__WRITTEN PROBLEM__. Scan the listing below. Report each line that includes "this".

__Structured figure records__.
*-*-*
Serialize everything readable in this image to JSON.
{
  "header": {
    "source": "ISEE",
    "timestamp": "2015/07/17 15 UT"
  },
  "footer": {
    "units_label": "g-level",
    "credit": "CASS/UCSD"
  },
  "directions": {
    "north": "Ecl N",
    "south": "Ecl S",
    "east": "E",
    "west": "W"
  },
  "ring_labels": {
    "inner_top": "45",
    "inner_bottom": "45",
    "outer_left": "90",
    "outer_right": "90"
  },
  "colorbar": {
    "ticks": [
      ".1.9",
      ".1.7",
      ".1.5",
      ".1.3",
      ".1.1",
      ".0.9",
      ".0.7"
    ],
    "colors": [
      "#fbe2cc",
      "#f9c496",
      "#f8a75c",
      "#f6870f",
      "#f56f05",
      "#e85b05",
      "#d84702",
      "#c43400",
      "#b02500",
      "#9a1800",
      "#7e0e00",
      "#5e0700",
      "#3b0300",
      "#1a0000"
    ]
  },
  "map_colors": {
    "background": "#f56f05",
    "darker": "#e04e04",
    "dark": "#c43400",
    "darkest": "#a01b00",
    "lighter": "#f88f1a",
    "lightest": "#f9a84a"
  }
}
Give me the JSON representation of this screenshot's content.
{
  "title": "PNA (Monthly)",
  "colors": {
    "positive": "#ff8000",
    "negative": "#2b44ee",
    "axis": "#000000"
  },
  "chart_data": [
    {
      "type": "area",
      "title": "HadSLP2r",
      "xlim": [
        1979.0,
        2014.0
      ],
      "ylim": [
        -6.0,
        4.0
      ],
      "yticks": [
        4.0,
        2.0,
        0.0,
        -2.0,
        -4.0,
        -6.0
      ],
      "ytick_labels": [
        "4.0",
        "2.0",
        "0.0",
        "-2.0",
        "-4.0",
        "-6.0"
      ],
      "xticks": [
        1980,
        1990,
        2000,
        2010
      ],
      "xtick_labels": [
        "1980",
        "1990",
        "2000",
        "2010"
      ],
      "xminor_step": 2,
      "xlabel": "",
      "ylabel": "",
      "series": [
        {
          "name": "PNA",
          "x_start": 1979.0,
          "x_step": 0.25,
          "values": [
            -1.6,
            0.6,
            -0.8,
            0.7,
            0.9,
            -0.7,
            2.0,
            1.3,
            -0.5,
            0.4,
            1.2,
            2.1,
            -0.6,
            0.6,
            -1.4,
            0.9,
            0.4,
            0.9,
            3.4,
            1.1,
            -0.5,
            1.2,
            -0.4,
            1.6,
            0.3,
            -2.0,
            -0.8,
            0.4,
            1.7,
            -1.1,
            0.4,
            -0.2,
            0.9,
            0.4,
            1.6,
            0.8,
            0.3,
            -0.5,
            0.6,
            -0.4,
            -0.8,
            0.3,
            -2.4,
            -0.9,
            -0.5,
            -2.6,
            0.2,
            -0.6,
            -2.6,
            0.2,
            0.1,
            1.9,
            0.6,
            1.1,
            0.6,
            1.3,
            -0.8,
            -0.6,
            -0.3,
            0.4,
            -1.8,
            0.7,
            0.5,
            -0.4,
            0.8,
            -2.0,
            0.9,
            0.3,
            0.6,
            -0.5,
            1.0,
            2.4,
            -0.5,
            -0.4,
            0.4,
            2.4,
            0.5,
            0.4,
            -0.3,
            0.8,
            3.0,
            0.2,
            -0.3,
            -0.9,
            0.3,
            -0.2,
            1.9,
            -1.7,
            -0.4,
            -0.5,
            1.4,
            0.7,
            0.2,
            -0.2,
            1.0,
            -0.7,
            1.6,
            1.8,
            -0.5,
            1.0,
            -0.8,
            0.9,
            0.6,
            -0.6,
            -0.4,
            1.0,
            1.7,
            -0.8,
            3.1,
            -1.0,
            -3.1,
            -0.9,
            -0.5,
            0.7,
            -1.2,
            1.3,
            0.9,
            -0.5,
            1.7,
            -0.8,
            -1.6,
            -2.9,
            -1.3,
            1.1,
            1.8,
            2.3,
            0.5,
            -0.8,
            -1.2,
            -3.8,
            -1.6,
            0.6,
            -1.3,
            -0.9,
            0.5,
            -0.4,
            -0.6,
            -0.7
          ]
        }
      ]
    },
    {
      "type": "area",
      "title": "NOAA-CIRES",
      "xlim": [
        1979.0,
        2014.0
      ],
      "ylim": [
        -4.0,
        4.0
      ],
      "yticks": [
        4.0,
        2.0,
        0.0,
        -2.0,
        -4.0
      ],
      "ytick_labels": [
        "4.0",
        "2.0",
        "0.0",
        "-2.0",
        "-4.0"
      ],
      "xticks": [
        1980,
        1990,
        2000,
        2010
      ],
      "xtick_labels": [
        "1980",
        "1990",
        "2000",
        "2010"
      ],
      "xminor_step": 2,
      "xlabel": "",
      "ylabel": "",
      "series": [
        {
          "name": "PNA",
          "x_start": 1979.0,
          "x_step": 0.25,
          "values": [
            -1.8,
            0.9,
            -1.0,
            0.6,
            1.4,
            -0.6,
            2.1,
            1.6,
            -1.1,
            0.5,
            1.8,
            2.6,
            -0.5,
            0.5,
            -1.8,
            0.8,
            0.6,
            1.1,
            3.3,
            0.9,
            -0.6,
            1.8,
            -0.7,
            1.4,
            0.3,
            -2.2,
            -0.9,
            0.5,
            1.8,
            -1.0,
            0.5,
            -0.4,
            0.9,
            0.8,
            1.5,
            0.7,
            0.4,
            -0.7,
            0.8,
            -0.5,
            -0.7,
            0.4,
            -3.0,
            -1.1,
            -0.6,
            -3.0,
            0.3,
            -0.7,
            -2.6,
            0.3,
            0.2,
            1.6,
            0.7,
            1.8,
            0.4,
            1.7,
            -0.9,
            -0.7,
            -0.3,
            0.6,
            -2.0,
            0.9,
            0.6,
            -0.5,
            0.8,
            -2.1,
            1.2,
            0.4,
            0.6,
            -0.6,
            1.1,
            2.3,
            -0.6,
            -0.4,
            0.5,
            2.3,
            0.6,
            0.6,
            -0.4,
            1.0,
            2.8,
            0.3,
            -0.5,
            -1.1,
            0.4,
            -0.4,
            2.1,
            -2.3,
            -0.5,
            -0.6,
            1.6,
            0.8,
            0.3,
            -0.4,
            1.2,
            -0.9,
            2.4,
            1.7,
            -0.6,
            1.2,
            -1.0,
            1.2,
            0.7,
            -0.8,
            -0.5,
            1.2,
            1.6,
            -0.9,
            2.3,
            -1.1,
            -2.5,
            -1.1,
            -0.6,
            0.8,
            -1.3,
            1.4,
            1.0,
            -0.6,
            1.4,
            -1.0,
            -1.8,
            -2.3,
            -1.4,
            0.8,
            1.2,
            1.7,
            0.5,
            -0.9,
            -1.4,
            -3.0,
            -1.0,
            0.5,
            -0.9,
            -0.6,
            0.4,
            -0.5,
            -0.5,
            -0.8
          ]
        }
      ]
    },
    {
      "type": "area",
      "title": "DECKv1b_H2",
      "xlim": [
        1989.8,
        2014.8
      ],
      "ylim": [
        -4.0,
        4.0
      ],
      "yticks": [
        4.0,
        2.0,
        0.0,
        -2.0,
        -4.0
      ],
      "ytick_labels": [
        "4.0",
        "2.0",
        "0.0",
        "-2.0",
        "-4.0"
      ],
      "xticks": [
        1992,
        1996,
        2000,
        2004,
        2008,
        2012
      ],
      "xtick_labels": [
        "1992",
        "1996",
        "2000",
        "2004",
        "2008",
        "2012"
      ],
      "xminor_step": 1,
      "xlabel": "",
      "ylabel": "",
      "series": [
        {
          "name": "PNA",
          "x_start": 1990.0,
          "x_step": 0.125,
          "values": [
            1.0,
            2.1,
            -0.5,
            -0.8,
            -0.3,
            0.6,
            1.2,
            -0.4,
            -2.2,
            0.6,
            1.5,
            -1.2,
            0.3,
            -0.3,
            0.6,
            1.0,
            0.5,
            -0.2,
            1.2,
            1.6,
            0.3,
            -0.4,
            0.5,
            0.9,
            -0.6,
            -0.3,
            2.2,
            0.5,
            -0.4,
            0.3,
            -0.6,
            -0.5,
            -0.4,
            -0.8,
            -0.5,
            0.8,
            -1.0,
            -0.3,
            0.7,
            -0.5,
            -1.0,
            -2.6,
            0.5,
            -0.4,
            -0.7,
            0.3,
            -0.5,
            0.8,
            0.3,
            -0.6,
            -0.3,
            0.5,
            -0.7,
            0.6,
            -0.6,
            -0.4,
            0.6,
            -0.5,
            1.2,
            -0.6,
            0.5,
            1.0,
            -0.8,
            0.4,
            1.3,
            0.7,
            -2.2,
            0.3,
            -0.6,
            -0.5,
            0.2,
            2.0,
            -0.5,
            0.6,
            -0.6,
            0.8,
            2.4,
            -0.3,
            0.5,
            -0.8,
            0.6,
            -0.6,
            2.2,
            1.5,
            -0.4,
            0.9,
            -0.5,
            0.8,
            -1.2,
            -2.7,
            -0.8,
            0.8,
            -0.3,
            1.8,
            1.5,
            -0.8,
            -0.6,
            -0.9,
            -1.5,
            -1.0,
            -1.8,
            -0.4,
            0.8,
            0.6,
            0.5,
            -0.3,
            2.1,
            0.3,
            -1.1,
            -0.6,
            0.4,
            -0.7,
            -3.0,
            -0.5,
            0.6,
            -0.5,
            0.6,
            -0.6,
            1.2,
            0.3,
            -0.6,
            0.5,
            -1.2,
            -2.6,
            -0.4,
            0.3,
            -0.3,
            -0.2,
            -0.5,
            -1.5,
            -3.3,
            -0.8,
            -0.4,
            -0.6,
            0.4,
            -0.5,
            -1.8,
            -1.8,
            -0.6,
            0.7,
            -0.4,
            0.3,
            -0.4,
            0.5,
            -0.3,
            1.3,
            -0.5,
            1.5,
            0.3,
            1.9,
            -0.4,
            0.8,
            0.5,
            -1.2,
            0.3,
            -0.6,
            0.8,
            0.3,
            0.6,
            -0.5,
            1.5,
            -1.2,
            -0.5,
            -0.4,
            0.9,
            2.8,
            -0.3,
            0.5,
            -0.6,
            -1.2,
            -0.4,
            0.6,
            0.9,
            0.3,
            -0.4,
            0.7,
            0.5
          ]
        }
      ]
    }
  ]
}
*-*-*
__EXERCISE ANSWER__.
Serialize everything readable in this image to JSON.
Give me the JSON representation of this screenshot's content.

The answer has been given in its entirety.